• **WHAT THE TASK ASKS**: Below is a set of records; print all of them exactly as written.

◆ ◆ ◆ ◆ ◆

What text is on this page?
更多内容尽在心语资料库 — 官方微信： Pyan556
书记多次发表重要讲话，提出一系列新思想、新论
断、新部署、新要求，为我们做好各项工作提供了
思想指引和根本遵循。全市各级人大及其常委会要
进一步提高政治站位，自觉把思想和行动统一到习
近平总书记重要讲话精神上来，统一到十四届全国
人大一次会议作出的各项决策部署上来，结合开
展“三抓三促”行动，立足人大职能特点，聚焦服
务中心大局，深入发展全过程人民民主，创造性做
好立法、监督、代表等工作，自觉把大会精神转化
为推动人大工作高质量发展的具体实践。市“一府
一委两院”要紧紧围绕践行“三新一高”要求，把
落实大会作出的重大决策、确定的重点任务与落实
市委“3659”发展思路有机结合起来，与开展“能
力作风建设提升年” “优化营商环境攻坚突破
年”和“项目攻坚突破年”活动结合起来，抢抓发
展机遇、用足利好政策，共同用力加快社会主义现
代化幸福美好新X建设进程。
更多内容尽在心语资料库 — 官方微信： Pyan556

◆ ◆ ◆ ◆ ◆

• **OUTPUT BELOW**:
What text is on this page?
更多内容尽在心语资料库 — 官方微信： Pyan556
书记多次发表重要讲话，提出一系列新思想、新论
断、新部署、新要求，为我们做好各项工作提供了
思想指引和根本遵循。全市各级人大及其常委会要
进一步提高政治站位，自觉把思想和行动统一到习
近平总书记重要讲话精神上来，统一到十四届全国
人大一次会议作出的各项决策部署上来，结合开
展“三抓三促”行动，立足人大职能特点，聚焦服
务中心大局，深入发展全过程人民民主，创造性做
好立法、监督、代表等工作，自觉把大会精神转化
为推动人大工作高质量发展的具体实践。市“一府
一委两院”要紧紧围绕践行“三新一高”要求，把
落实大会作出的重大决策、确定的重点任务与落实
市委“3659”发展思路有机结合起来，与开展“能
力作风建设提升年” “优化营商环境攻坚突破
年”和“项目攻坚突破年”活动结合起来，抢抓发
展机遇、用足利好政策，共同用力加快社会主义现
代化幸福美好新X建设进程。
更多内容尽在心语资料库 — 官方微信： Pyan556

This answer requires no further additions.